### WHAT IS EXPECTED
Write out the records beneath this line exactly as they appear, minus any images.

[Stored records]
_____

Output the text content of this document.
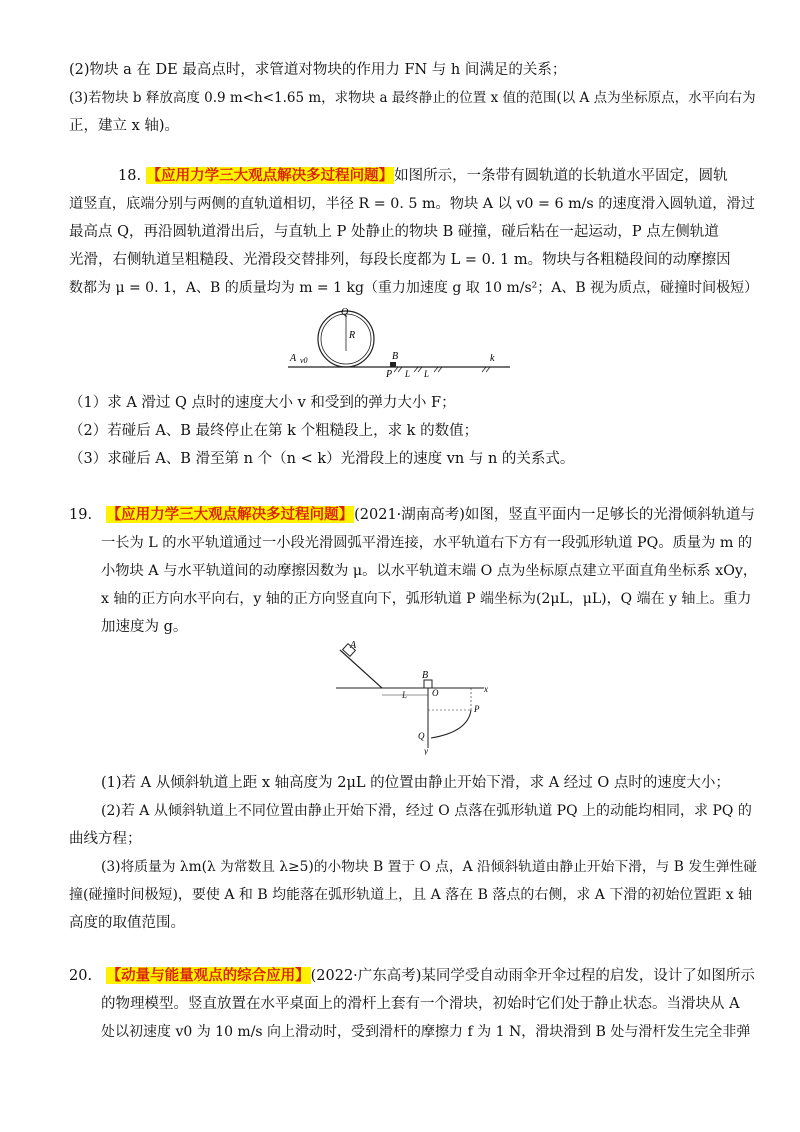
(2)物块 a 在 DE 最高点时，求管道对物块的作用力 FN 与 h 间满足的关系；
(3)若物块 b 释放高度 0.9 m<h<1.65 m，求物块 a 最终静止的位置 x 值的范围(以 A 点为坐标原点，水平向右为
正，建立 x 轴)。
18. 【应用力学三大观点解决多过程问题】如图所示，一条带有圆轨道的长轨道水平固定，圆轨
道竖直，底端分别与两侧的直轨道相切，半径 R = 0. 5 m。物块 A 以 v0 = 6 m/s 的速度滑入圆轨道，滑过
最高点 Q，再沿圆轨道滑出后，与直轨上 P 处静止的物块 B 碰撞，碰后粘在一起运动，P 点左侧轨道
光滑，右侧轨道呈粗糙段、光滑段交替排列，每段长度都为 L = 0. 1 m。物块与各粗糙段间的动摩擦因
数都为 μ = 0. 1，A、B 的质量均为 m = 1 kg（重力加速度 g 取 10 m/s²；A、B 视为质点，碰撞时间极短）
Q
R
A v0	B
P L L
k
（1）求 A 滑过 Q 点时的速度大小 v 和受到的弹力大小 F；
（2）若碰后 A、B 最终停止在第 k 个粗糙段上，求 k 的数值；
（3）求碰后 A、B 滑至第 n 个（n < k）光滑段上的速度 vn 与 n 的关系式。
19. 【应用力学三大观点解决多过程问题】(2021·湖南高考)如图，竖直平面内一足够长的光滑倾斜轨道与
一长为 L 的水平轨道通过一小段光滑圆弧平滑连接，水平轨道右下方有一段弧形轨道 PQ。质量为 m 的
小物块 A 与水平轨道间的动摩擦因数为 μ。以水平轨道末端 O 点为坐标原点建立平面直角坐标系 xOy，
x 轴的正方向水平向右，y 轴的正方向竖直向下，弧形轨道 P 端坐标为(2μL，μL)，Q 端在 y 轴上。重力
加速度为 g。
A
x
B
O
L
y
P
Q
(1)若 A 从倾斜轨道上距 x 轴高度为 2μL 的位置由静止开始下滑，求 A 经过 O 点时的速度大小；
(2)若 A 从倾斜轨道上不同位置由静止开始下滑，经过 O 点落在弧形轨道 PQ 上的动能均相同，求 PQ 的
曲线方程；
(3)将质量为 λm(λ 为常数且 λ≥5)的小物块 B 置于 O 点，A 沿倾斜轨道由静止开始下滑，与 B 发生弹性碰
撞(碰撞时间极短)，要使 A 和 B 均能落在弧形轨道上，且 A 落在 B 落点的右侧，求 A 下滑的初始位置距 x 轴
高度的取值范围。
20. 【动量与能量观点的综合应用】(2022·广东高考)某同学受自动雨伞开伞过程的启发，设计了如图所示
的物理模型。竖直放置在水平桌面上的滑杆上套有一个滑块，初始时它们处于静止状态。当滑块从 A
处以初速度 v0 为 10 m/s 向上滑动时，受到滑杆的摩擦力 f 为 1 N，滑块滑到 B 处与滑杆发生完全非弹
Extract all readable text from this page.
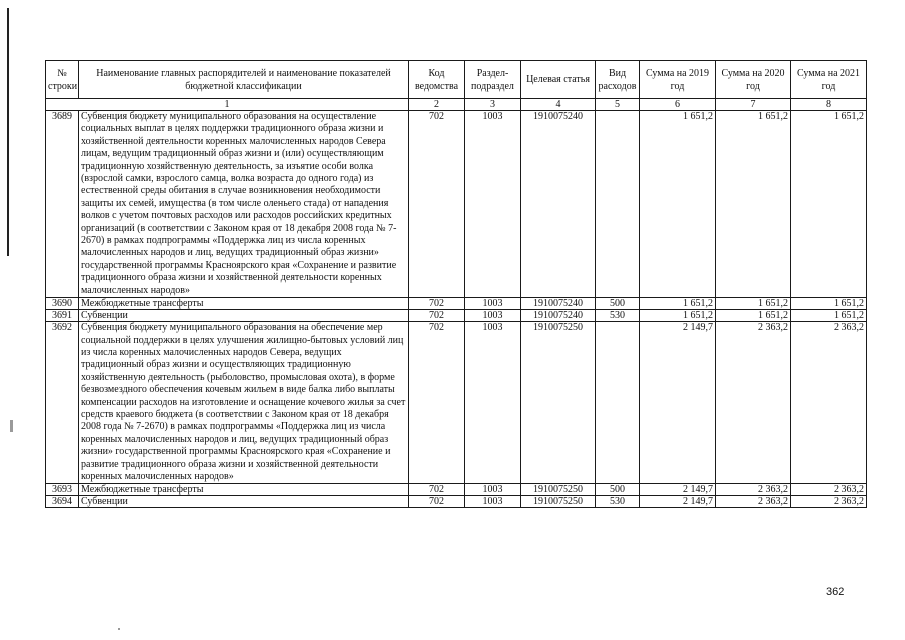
№ строки	Наименование главных распорядителей и наименование показателей бюджетной классификации	Код ведомства	Раздел-подраздел	Целевая статья	Вид расходов	Сумма на 2019 год	Сумма на 2020 год	Сумма на 2021 год
1		2	3	4	5	6	7	8
3689	Субвенция бюджету муниципального образования на осуществление социальных выплат в целях поддержки традиционного образа жизни и хозяйственной деятельности коренных малочисленных народов Севера лицам, ведущим традиционный образ жизни и (или) осуществляющим традиционную хозяйственную деятельность, за изъятие особи волка (взрослой самки, взрослого самца, волка возраста до одного года) из естественной среды обитания в случае возникновения необходимости защиты их семей, имущества (в том числе оленьего стада) от нападения волков с учетом почтовых расходов или расходов российских кредитных организаций (в соответствии с Законом края от 18 декабря 2008 года № 7-2670) в рамках подпрограммы «Поддержка лиц из числа коренных малочисленных народов и лиц, ведущих традиционный образ жизни» государственной программы Красноярского края «Сохранение и развитие традиционного образа жизни и хозяйственной деятельности коренных малочисленных народов»	702	1003	1910075240		1 651,2	1 651,2	1 651,2
3690	Межбюджетные трансферты	702	1003	1910075240	500	1 651,2	1 651,2	1 651,2
3691	Субвенции	702	1003	1910075240	530	1 651,2	1 651,2	1 651,2
3692	Субвенция бюджету муниципального образования на обеспечение мер социальной поддержки в целях улучшения жилищно-бытовых условий лиц из числа коренных малочисленных народов Севера, ведущих традиционный образ жизни и осуществляющих традиционную хозяйственную деятельность (рыболовство, промысловая охота), в форме безвозмездного обеспечения кочевым жильем в виде балка либо выплаты компенсации расходов на изготовление и оснащение кочевого жилья за счет средств краевого бюджета (в соответствии с Законом края от 18 декабря 2008 года № 7-2670) в рамках подпрограммы «Поддержка лиц из числа коренных малочисленных народов и лиц, ведущих традиционный образ жизни» государственной программы Красноярского края «Сохранение и развитие традиционного образа жизни и хозяйственной деятельности коренных малочисленных народов»	702	1003	1910075250		2 149,7	2 363,2	2 363,2
3693	Межбюджетные трансферты	702	1003	1910075250	500	2 149,7	2 363,2	2 363,2
3694	Субвенции	702	1003	1910075250	530	2 149,7	2 363,2	2 363,2
362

_____

### ANSWER IN FULL
Output the text content of this document.
(2)物块 a 在 DE 最高点时，求管道对物块的作用力 FN 与 h 间满足的关系；
(3)若物块 b 释放高度 0.9 m<h<1.65 m，求物块 a 最终静止的位置 x 值的范围(以 A 点为坐标原点，水平向右为
正，建立 x 轴)。
18. 【应用力学三大观点解决多过程问题】如图所示，一条带有圆轨道的长轨道水平固定，圆轨
道竖直，底端分别与两侧的直轨道相切，半径 R = 0. 5 m。物块 A 以 v0 = 6 m/s 的速度滑入圆轨道，滑过
最高点 Q，再沿圆轨道滑出后，与直轨上 P 处静止的物块 B 碰撞，碰后粘在一起运动，P 点左侧轨道
光滑，右侧轨道呈粗糙段、光滑段交替排列，每段长度都为 L = 0. 1 m。物块与各粗糙段间的动摩擦因
数都为 μ = 0. 1，A、B 的质量均为 m = 1 kg（重力加速度 g 取 10 m/s²；A、B 视为质点，碰撞时间极短）
Q
R
A v0	B
P L L
k
（1）求 A 滑过 Q 点时的速度大小 v 和受到的弹力大小 F；
（2）若碰后 A、B 最终停止在第 k 个粗糙段上，求 k 的数值；
（3）求碰后 A、B 滑至第 n 个（n < k）光滑段上的速度 vn 与 n 的关系式。
19. 【应用力学三大观点解决多过程问题】(2021·湖南高考)如图，竖直平面内一足够长的光滑倾斜轨道与
一长为 L 的水平轨道通过一小段光滑圆弧平滑连接，水平轨道右下方有一段弧形轨道 PQ。质量为 m 的
小物块 A 与水平轨道间的动摩擦因数为 μ。以水平轨道末端 O 点为坐标原点建立平面直角坐标系 xOy，
x 轴的正方向水平向右，y 轴的正方向竖直向下，弧形轨道 P 端坐标为(2μL，μL)，Q 端在 y 轴上。重力
加速度为 g。
A
x
B
O
L
y
P
Q
(1)若 A 从倾斜轨道上距 x 轴高度为 2μL 的位置由静止开始下滑，求 A 经过 O 点时的速度大小；
(2)若 A 从倾斜轨道上不同位置由静止开始下滑，经过 O 点落在弧形轨道 PQ 上的动能均相同，求 PQ 的
曲线方程；
(3)将质量为 λm(λ 为常数且 λ≥5)的小物块 B 置于 O 点，A 沿倾斜轨道由静止开始下滑，与 B 发生弹性碰
撞(碰撞时间极短)，要使 A 和 B 均能落在弧形轨道上，且 A 落在 B 落点的右侧，求 A 下滑的初始位置距 x 轴
高度的取值范围。
20. 【动量与能量观点的综合应用】(2022·广东高考)某同学受自动雨伞开伞过程的启发，设计了如图所示
的物理模型。竖直放置在水平桌面上的滑杆上套有一个滑块，初始时它们处于静止状态。当滑块从 A
处以初速度 v0 为 10 m/s 向上滑动时，受到滑杆的摩擦力 f 为 1 N，滑块滑到 B 处与滑杆发生完全非弹
Extract all readable text from this page.
№ строки	Наименование главных распорядителей и наименование показателей бюджетной классификации	Код ведомства	Раздел-подраздел	Целевая статья	Вид расходов	Сумма на 2019 год	Сумма на 2020 год	Сумма на 2021 год
1		2	3	4	5	6	7	8
3689	Субвенция бюджету муниципального образования на осуществление социальных выплат в целях поддержки традиционного образа жизни и хозяйственной деятельности коренных малочисленных народов Севера лицам, ведущим традиционный образ жизни и (или) осуществляющим традиционную хозяйственную деятельность, за изъятие особи волка (взрослой самки, взрослого самца, волка возраста до одного года) из естественной среды обитания в случае возникновения необходимости защиты их семей, имущества (в том числе оленьего стада) от нападения волков с учетом почтовых расходов или расходов российских кредитных организаций (в соответствии с Законом края от 18 декабря 2008 года № 7-2670) в рамках подпрограммы «Поддержка лиц из числа коренных малочисленных народов и лиц, ведущих традиционный образ жизни» государственной программы Красноярского края «Сохранение и развитие традиционного образа жизни и хозяйственной деятельности коренных малочисленных народов»	702	1003	1910075240		1 651,2	1 651,2	1 651,2
3690	Межбюджетные трансферты	702	1003	1910075240	500	1 651,2	1 651,2	1 651,2
3691	Субвенции	702	1003	1910075240	530	1 651,2	1 651,2	1 651,2
3692	Субвенция бюджету муниципального образования на обеспечение мер социальной поддержки в целях улучшения жилищно-бытовых условий лиц из числа коренных малочисленных народов Севера, ведущих традиционный образ жизни и осуществляющих традиционную хозяйственную деятельность (рыболовство, промысловая охота), в форме безвозмездного обеспечения кочевым жильем в виде балка либо выплаты компенсации расходов на изготовление и оснащение кочевого жилья за счет средств краевого бюджета (в соответствии с Законом края от 18 декабря 2008 года № 7-2670) в рамках подпрограммы «Поддержка лиц из числа коренных малочисленных народов и лиц, ведущих традиционный образ жизни» государственной программы Красноярского края «Сохранение и развитие традиционного образа жизни и хозяйственной деятельности коренных малочисленных народов»	702	1003	1910075250		2 149,7	2 363,2	2 363,2
3693	Межбюджетные трансферты	702	1003	1910075250	500	2 149,7	2 363,2	2 363,2
3694	Субвенции	702	1003	1910075250	530	2 149,7	2 363,2	2 363,2
362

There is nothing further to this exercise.